| What is expected |
Scan the entries below and report only how many lines contain "million".

| Supplied data |

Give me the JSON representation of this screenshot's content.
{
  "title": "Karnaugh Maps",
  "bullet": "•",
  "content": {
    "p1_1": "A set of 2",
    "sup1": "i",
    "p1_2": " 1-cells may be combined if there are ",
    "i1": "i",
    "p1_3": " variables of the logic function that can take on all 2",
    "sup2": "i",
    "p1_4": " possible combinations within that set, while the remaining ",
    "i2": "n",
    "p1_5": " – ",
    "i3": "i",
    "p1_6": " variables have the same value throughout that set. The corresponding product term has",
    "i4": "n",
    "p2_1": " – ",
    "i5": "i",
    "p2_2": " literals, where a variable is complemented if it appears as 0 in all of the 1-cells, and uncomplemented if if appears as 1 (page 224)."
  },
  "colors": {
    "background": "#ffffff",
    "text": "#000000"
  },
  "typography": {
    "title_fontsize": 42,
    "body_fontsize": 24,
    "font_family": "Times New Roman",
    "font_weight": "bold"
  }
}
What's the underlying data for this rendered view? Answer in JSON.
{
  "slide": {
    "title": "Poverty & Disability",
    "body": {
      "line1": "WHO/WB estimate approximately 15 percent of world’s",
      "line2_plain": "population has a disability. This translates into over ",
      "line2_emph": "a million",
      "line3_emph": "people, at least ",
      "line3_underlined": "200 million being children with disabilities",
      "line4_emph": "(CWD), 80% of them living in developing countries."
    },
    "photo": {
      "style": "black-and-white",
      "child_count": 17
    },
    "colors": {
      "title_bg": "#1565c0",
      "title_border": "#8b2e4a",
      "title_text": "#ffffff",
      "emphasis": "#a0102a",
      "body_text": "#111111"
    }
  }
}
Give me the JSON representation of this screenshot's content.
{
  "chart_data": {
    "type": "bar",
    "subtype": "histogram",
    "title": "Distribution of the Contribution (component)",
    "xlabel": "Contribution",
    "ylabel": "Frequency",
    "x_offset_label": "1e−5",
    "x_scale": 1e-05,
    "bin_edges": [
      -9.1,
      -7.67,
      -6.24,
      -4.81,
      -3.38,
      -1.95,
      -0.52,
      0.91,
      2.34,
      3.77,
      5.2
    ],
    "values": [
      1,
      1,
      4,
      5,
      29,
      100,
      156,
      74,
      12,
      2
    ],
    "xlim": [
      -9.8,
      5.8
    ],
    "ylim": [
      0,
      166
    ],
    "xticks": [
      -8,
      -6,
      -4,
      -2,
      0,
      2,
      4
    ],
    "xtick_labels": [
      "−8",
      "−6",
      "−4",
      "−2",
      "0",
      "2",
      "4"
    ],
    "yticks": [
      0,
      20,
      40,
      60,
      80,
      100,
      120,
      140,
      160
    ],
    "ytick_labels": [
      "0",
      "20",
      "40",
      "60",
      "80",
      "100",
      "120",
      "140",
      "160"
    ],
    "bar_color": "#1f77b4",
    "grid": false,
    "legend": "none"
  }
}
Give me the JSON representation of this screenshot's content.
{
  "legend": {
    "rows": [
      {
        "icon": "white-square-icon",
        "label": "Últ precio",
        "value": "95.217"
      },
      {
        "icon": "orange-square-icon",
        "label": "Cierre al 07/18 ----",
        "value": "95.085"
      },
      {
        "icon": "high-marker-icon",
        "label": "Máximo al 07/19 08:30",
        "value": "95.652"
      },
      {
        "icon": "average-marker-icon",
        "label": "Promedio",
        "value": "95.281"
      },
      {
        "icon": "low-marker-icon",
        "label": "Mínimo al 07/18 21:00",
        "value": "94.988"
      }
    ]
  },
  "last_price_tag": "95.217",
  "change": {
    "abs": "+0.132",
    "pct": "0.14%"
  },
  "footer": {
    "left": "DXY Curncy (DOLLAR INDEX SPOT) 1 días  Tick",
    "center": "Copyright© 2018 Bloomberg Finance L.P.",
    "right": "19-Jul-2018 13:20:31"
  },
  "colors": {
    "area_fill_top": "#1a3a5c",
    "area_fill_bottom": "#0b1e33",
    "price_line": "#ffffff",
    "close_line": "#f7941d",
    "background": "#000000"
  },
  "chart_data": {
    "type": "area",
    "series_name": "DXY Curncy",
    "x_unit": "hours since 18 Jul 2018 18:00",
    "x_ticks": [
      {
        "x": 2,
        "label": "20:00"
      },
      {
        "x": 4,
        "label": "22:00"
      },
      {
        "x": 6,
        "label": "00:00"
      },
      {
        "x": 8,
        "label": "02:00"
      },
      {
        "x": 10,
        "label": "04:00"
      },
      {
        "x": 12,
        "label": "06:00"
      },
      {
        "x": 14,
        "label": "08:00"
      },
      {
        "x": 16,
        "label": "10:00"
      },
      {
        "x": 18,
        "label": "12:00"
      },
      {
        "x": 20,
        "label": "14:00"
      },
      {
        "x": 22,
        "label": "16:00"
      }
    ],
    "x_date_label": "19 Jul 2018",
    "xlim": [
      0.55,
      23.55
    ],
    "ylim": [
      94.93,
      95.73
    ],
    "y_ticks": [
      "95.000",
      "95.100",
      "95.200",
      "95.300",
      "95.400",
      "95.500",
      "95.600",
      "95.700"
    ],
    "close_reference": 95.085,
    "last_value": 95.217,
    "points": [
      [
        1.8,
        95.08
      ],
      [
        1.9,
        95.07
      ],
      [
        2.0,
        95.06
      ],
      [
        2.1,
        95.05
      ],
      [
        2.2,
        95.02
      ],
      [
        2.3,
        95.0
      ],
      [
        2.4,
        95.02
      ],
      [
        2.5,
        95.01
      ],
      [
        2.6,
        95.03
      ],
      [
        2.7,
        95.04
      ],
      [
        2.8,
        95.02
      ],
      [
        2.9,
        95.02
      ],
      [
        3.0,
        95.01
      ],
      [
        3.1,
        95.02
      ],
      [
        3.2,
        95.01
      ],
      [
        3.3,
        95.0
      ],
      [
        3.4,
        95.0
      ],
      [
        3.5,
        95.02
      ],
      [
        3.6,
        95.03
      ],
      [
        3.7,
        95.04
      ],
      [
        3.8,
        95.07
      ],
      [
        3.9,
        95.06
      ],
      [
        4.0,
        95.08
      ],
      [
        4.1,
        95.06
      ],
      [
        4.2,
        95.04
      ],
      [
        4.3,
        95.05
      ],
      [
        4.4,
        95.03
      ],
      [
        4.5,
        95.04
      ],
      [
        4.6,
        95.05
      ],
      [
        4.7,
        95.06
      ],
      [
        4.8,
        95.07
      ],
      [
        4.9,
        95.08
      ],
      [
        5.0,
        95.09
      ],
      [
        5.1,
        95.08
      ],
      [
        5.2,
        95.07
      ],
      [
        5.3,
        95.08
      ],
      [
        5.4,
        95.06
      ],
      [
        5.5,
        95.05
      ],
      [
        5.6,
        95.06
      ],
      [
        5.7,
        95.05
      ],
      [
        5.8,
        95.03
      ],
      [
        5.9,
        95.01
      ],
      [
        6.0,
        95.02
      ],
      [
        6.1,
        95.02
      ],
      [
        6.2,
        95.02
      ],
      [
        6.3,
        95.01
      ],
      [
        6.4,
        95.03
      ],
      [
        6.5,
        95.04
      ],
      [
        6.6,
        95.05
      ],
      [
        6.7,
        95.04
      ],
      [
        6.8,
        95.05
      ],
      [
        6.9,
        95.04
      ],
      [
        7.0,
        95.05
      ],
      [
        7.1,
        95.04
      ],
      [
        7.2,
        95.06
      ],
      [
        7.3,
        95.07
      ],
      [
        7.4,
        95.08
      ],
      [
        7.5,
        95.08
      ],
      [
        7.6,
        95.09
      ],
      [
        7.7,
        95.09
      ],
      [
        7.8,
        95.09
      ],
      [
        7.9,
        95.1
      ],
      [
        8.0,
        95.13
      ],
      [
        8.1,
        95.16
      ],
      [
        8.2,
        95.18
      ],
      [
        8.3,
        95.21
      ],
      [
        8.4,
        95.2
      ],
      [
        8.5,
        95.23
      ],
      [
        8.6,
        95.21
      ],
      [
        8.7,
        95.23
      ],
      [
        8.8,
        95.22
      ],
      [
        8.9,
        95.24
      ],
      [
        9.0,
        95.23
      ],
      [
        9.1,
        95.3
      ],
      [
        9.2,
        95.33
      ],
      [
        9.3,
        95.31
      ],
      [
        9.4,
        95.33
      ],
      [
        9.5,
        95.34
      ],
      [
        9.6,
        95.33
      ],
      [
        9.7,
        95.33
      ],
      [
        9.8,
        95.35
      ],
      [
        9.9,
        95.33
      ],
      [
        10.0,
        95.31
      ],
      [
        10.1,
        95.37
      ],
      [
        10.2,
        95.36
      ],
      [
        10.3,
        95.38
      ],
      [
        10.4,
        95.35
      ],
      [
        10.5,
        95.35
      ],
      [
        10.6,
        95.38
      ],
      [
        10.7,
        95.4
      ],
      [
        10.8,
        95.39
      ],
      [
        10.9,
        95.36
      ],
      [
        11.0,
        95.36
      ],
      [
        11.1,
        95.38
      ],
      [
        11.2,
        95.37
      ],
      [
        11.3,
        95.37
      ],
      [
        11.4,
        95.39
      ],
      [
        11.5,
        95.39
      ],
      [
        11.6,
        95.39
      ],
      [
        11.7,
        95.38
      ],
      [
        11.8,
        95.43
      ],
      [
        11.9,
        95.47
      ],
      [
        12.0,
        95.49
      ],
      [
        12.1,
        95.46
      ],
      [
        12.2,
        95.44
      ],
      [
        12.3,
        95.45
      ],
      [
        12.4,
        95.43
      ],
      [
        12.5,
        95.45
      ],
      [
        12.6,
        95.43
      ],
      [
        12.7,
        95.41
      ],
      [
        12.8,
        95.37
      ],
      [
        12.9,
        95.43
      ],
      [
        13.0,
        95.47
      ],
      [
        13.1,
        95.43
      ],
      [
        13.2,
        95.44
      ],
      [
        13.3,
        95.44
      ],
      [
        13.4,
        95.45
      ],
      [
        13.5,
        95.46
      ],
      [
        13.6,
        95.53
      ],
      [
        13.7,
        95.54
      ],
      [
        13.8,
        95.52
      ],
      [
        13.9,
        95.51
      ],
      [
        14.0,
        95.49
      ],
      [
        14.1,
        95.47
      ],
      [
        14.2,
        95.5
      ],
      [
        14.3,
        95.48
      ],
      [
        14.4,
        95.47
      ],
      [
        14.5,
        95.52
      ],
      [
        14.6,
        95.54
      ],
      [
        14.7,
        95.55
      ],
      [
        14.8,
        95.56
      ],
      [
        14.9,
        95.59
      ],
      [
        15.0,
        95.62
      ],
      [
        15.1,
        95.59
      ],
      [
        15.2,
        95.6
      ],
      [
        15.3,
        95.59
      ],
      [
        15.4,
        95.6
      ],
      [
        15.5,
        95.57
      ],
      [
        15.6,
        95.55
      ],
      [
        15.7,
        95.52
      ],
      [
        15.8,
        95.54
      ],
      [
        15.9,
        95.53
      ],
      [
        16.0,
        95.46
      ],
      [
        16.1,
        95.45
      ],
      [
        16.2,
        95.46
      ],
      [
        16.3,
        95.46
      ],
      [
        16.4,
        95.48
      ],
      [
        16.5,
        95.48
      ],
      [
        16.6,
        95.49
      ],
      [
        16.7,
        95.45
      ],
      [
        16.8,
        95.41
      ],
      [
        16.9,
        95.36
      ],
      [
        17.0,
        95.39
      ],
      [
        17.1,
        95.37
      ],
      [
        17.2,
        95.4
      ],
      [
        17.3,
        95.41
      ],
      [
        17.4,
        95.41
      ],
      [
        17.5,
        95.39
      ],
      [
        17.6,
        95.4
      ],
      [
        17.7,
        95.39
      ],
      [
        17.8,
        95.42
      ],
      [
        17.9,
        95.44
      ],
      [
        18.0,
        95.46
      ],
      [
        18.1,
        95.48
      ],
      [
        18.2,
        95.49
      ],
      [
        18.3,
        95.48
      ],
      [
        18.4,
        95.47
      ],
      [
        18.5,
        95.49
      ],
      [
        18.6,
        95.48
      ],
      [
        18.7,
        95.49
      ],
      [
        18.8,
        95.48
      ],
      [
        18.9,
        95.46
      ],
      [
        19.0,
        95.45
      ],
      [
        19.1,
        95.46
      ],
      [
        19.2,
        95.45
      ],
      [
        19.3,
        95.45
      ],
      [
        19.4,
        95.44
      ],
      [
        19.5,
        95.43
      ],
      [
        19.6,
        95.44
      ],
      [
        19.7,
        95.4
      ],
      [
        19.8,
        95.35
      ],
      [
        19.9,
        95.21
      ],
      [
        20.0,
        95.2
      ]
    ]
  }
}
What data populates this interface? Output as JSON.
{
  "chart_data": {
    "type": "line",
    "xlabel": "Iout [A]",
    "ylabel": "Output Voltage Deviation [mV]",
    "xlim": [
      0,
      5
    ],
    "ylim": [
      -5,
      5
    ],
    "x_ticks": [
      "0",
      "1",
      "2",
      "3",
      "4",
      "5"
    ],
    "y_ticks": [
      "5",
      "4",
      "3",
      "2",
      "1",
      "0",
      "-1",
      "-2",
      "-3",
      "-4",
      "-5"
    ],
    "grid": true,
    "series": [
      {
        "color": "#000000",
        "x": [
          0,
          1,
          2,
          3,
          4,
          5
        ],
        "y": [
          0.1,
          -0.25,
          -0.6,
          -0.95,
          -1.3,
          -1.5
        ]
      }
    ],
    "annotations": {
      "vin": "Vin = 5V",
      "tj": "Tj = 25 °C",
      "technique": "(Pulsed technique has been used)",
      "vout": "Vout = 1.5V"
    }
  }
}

| Result |
2